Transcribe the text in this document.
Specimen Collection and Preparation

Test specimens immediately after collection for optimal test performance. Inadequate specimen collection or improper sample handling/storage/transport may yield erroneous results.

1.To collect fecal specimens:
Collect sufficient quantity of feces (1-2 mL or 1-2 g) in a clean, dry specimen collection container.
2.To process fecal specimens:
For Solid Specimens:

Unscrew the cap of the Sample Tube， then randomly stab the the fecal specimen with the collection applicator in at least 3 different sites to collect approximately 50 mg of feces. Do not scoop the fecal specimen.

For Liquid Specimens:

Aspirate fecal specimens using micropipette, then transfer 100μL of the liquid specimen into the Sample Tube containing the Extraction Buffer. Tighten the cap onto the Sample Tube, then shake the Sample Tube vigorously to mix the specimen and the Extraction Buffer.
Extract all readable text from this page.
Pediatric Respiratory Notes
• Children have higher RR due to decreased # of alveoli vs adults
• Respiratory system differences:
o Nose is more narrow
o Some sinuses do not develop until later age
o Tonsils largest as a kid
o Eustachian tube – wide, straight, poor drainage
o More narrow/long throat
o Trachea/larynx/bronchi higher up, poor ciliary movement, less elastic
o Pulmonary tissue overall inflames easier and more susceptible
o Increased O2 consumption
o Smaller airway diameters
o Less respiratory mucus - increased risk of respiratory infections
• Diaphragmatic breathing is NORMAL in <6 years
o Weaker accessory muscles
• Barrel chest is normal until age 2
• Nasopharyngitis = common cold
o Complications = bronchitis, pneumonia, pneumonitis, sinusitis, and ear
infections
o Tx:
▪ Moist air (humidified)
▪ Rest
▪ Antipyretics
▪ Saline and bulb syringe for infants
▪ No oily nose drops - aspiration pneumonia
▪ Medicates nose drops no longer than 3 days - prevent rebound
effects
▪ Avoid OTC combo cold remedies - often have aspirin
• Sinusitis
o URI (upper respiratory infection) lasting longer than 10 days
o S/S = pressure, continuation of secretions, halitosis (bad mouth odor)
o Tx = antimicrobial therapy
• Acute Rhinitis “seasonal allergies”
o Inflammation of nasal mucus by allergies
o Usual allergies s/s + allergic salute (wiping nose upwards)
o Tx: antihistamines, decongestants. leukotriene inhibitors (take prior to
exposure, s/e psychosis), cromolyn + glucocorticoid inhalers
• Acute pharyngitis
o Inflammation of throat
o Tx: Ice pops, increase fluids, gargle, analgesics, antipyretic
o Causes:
== == ==
● WHAT TO WORK ON
Copy every line exactly. Leave nothing out.

● EXERCISE OUTPUT
Transcribe the text in this document.
Specimen Collection and Preparation

Test specimens immediately after collection for optimal test performance. Inadequate specimen collection or improper sample handling/storage/transport may yield erroneous results.

1.To collect fecal specimens:
Collect sufficient quantity of feces (1-2 mL or 1-2 g) in a clean, dry specimen collection container.
2.To process fecal specimens:
For Solid Specimens:

Unscrew the cap of the Sample Tube， then randomly stab the the fecal specimen with the collection applicator in at least 3 different sites to collect approximately 50 mg of feces. Do not scoop the fecal specimen.

For Liquid Specimens:

Aspirate fecal specimens using micropipette, then transfer 100μL of the liquid specimen into the Sample Tube containing the Extraction Buffer. Tighten the cap onto the Sample Tube, then shake the Sample Tube vigorously to mix the specimen and the Extraction Buffer.
Extract all readable text from this page.
Pediatric Respiratory Notes
• Children have higher RR due to decreased # of alveoli vs adults
• Respiratory system differences:
o Nose is more narrow
o Some sinuses do not develop until later age
o Tonsils largest as a kid
o Eustachian tube – wide, straight, poor drainage
o More narrow/long throat
o Trachea/larynx/bronchi higher up, poor ciliary movement, less elastic
o Pulmonary tissue overall inflames easier and more susceptible
o Increased O2 consumption
o Smaller airway diameters
o Less respiratory mucus - increased risk of respiratory infections
• Diaphragmatic breathing is NORMAL in <6 years
o Weaker accessory muscles
• Barrel chest is normal until age 2
• Nasopharyngitis = common cold
o Complications = bronchitis, pneumonia, pneumonitis, sinusitis, and ear
infections
o Tx:
▪ Moist air (humidified)
▪ Rest
▪ Antipyretics
▪ Saline and bulb syringe for infants
▪ No oily nose drops - aspiration pneumonia
▪ Medicates nose drops no longer than 3 days - prevent rebound
effects
▪ Avoid OTC combo cold remedies - often have aspirin
• Sinusitis
o URI (upper respiratory infection) lasting longer than 10 days
o S/S = pressure, continuation of secretions, halitosis (bad mouth odor)
o Tx = antimicrobial therapy
• Acute Rhinitis “seasonal allergies”
o Inflammation of nasal mucus by allergies
o Usual allergies s/s + allergic salute (wiping nose upwards)
o Tx: antihistamines, decongestants. leukotriene inhibitors (take prior to
exposure, s/e psychosis), cromolyn + glucocorticoid inhalers
• Acute pharyngitis
o Inflammation of throat
o Tx: Ice pops, increase fluids, gargle, analgesics, antipyretic
o Causes:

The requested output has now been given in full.